| WHAT YOU NEED TO DO |
Print the passage from the stereoscopic navigation aid text below, starting with "Keywords visual impairment;" and going on through "ubiquitous and indispensable.".

Laboratory: Analysis of Systems and Information Processing

BP 577, 26000 Settat, MOROCCO

AbstractMovement and direction, particularly in unexplored environment remains a major challenge for the visually impaired. For contribute to reducing this limitation, we propose in this work to study and verify the validity of a navigation aid system based on stereoscopic vision. This system consists of two similar cameras allowing taking two stereoscopic images of the same object. The treatment of these two images provides the ability to evaluate the separation distance between the object and camera. For this effect, we propose a processing algorithm of stereoscopic image pair captured by the cameras. In this algorithm, we associate with the block matching, sub- pixel accuracy and dynamic programming to precisely locate the disparity between the two stereoscopic images and optimize the processing time. In fact, the technique of the pyramid image makes a great improvement in processing speed. The data processing stereoscopic images recovered, associated with calibration data of the camera, have yielded an accurate evaluation of the separation distance object – cameras.

In the goal to provide an estimate size of the object being photographed, we performed a calibration curve allowing converting the measured surface in pixels2 of image, at the real surface of object in m2.

The results obtained from this preliminary study are encouraging and arouse the interest of developing a stereoscopic guide system in a real environment.

Keywords visual impairment; stereoscopic vision; sub-pixel estimation; dynamic programming; pyramidal image

  1. INTRODUCTION

    The number of people suffering from visual impairment will not stop growing in view of longevity. This handicap threatens the wellbeing of people especially in the present actual world where visual information is becoming increasingly ubiquitous and indispensable.

| COLLECTED DATA |
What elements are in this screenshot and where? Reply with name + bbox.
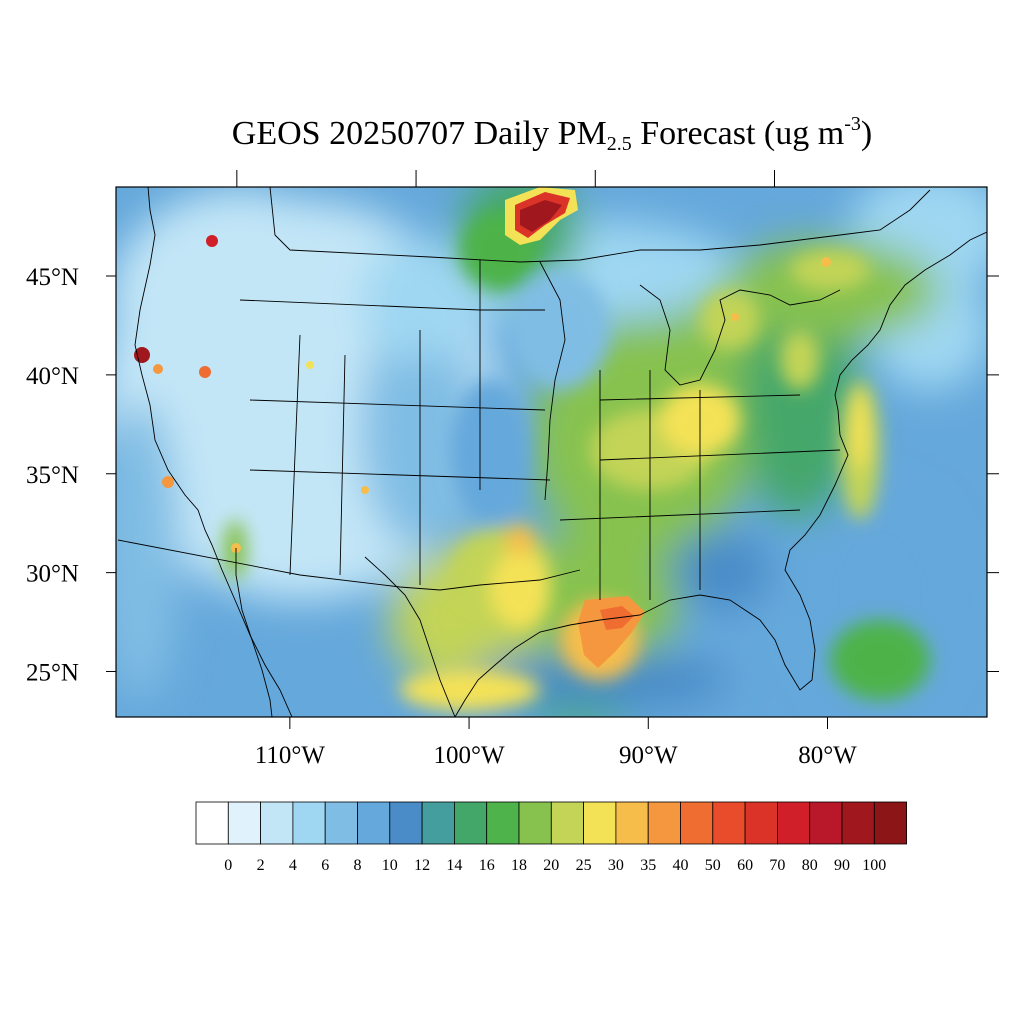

| REPLY |
Keywords visual impairment; stereoscopic vision; sub-pixel estimation; dynamic programming; pyramidal image

  1. INTRODUCTION

    The number of people suffering from visual impairment will not stop growing in view of longevity. This handicap threatens the wellbeing of people especially in the present actual world where visual information is becoming increasingly ubiquitous and indispensable.